- **Passage given**
^^^^
Cloud-based language models are widely used, but running models on-device can help reduce latency, recurring API costs, and data privacy concerns.
Below is a minimal example of running a compressed large language model on a Windows machine using picoLLM.
Why Run Models On-Device?
Running models locally can:
- keep data on the device
- avoid network latency
At the same time, local inference introduces challenges such as hardware constraints and model optimization. picoLLM makes it easier to run compressed open-weight models across platforms.
Setup
Install Python:
https://www.python.org/downloads/Install picoLLM:
pip install picollm
- Get an AccessKey and download a model from: https://console.picovoice.ai/
picoLLM supports models such as Llama, Gemma, Mixtral, Mistral, and Phi, and runs across Windows, macOS, Linux, Raspberry Pi, mobile, and browsers.
Minimal Python Example
Import the package and initialize the engine:
import picollm
pllm = picollm.create(
access_key,
model_path
)
Generate a completion:
res = pllm.generate(prompt="what is the air-speed velocity of an unladen swallow?")
print(res.completion)
Streaming tokens:
res = pllm.generate(
prompt="what is the air-speed velocity of an unladen swallow?",
stream_callback=lambda x: print(x, flush=True, end="")
^^^^
- **Given data**
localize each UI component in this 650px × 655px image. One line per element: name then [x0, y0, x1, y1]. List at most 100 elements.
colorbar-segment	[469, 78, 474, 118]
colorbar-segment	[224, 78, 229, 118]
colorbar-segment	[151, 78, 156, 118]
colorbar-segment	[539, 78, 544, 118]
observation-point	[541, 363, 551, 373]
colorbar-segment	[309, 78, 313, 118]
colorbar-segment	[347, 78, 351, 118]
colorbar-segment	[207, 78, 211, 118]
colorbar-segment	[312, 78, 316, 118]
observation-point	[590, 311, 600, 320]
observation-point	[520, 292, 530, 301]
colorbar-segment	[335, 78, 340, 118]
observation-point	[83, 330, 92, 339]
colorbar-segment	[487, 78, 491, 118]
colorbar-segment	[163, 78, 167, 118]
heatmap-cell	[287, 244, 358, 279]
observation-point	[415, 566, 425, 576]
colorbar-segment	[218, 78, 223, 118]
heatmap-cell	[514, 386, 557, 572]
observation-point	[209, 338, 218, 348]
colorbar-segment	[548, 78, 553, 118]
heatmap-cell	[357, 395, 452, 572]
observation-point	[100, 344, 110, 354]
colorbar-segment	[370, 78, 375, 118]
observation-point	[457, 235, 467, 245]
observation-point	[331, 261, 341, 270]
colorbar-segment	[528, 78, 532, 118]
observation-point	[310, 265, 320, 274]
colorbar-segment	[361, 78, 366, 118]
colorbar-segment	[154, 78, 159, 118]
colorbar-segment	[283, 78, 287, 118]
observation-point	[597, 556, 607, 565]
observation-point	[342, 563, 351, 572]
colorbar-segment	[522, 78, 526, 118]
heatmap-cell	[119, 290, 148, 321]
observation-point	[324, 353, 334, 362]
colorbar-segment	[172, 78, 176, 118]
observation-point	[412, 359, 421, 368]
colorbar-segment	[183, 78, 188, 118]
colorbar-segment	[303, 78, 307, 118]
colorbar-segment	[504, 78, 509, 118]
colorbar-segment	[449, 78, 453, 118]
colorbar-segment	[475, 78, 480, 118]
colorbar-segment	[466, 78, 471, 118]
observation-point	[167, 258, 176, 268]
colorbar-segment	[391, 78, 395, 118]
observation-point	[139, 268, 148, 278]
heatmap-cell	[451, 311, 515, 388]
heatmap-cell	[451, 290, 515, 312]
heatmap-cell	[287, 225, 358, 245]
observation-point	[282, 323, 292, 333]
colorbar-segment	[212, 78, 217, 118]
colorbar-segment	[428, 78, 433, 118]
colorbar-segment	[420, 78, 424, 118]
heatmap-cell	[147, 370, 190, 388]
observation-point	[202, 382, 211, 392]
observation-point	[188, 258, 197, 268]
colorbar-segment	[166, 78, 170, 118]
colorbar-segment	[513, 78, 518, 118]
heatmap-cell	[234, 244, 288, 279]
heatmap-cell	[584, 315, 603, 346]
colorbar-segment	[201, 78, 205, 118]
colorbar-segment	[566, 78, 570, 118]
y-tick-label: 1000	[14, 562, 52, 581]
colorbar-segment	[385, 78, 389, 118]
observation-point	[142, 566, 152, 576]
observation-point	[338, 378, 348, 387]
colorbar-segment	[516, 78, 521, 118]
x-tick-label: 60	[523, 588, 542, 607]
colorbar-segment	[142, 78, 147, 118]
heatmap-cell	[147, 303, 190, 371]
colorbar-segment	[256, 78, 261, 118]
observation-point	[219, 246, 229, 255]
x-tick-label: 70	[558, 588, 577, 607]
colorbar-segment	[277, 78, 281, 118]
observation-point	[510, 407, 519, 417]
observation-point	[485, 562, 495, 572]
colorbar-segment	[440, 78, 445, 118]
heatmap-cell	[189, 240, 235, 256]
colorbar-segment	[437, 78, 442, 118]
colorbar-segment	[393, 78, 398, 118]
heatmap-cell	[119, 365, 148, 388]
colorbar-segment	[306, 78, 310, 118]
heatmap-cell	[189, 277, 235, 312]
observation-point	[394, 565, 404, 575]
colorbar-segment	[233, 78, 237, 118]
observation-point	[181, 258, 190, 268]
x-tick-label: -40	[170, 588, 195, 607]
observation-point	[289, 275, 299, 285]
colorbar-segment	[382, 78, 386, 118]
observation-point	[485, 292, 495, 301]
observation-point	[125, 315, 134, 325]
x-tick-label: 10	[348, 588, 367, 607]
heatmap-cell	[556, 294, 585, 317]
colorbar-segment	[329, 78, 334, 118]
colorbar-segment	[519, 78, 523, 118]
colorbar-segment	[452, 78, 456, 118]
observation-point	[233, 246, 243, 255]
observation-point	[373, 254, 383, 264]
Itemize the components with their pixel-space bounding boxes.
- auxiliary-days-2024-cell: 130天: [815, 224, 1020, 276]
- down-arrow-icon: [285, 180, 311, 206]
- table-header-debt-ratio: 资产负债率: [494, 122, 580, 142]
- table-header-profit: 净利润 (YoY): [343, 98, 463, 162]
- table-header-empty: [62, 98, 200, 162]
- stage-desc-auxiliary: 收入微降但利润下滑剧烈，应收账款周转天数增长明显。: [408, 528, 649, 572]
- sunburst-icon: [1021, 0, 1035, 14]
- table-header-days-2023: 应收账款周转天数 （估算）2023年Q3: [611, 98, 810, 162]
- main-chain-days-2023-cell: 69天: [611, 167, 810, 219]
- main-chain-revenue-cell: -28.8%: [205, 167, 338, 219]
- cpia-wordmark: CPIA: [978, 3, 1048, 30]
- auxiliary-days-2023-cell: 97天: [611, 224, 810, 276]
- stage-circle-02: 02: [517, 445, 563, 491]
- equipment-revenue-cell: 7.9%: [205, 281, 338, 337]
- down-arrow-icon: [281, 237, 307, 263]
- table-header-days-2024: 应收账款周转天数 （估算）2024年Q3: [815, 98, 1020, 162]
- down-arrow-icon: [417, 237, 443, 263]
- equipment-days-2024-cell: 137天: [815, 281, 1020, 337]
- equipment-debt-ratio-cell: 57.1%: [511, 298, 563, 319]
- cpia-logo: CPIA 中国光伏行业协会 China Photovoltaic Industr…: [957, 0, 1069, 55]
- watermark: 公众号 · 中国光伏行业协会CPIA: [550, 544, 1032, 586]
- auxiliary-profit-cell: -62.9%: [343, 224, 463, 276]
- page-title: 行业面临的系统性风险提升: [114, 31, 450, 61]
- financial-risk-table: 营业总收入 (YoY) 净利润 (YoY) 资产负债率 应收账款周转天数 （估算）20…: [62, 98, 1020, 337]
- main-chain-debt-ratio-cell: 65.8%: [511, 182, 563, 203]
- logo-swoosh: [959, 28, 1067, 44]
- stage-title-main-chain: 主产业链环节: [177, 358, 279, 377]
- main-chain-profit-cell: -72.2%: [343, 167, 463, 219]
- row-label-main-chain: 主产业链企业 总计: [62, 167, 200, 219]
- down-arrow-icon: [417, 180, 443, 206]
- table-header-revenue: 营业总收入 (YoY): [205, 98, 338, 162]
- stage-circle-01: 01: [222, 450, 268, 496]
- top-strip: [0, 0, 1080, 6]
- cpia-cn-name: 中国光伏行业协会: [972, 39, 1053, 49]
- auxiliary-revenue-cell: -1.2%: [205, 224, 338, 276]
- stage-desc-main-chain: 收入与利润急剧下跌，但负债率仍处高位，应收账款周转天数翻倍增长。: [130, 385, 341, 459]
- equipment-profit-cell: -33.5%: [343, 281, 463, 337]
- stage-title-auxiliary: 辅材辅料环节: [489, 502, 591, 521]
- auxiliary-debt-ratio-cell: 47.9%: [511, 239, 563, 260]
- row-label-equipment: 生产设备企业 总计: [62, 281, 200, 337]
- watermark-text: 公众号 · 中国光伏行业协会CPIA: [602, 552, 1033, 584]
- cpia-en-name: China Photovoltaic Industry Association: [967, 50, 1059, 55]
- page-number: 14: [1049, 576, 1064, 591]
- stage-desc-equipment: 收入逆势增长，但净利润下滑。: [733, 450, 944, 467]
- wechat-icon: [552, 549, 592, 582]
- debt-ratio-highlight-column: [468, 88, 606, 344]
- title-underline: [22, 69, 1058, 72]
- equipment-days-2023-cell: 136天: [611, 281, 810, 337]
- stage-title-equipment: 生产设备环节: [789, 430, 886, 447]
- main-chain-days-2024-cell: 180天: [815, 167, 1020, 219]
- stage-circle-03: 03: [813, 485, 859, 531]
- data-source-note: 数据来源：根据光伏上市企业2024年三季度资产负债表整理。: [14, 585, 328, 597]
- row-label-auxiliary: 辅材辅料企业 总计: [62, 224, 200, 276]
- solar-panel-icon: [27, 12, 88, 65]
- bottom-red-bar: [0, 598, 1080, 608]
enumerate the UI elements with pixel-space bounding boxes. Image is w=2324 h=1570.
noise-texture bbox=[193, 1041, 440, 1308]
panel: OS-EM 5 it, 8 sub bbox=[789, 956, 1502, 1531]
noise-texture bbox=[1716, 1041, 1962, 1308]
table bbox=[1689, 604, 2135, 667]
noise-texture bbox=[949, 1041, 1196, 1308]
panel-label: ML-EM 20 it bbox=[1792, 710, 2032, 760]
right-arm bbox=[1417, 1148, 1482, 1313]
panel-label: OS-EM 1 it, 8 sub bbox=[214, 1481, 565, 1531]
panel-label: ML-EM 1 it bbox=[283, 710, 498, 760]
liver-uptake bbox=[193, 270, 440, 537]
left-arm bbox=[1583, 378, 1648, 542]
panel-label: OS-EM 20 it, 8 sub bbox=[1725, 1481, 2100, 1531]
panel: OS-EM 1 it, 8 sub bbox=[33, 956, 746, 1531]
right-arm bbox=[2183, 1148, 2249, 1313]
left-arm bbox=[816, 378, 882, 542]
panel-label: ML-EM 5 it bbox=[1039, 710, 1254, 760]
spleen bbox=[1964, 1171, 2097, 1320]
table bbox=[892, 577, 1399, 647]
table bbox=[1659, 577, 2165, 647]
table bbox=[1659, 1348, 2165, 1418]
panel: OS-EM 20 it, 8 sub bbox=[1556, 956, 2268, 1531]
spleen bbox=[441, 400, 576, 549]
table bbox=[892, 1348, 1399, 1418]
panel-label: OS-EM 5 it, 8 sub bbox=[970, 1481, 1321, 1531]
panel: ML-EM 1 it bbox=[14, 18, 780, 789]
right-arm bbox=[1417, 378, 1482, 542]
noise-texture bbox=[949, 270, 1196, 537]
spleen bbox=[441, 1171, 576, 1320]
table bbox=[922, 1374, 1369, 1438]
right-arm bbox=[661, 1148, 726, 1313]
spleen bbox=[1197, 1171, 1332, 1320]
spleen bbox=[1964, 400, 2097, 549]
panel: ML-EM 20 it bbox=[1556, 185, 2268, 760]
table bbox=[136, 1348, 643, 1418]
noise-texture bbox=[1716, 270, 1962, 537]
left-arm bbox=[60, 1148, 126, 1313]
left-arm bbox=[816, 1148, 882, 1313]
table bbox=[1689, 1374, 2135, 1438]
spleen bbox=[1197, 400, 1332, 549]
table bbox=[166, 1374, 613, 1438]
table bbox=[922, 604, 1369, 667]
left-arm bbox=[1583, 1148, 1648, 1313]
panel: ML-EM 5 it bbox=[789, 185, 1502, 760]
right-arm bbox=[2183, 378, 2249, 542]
^^^^
- **What is required**
According to the picoLLM guide, which platforms does picoLLM run on? The entries have no role in this.

- **Reply to the task**
Windows, macOS, Linux, Raspberry Pi, mobile, and browsers.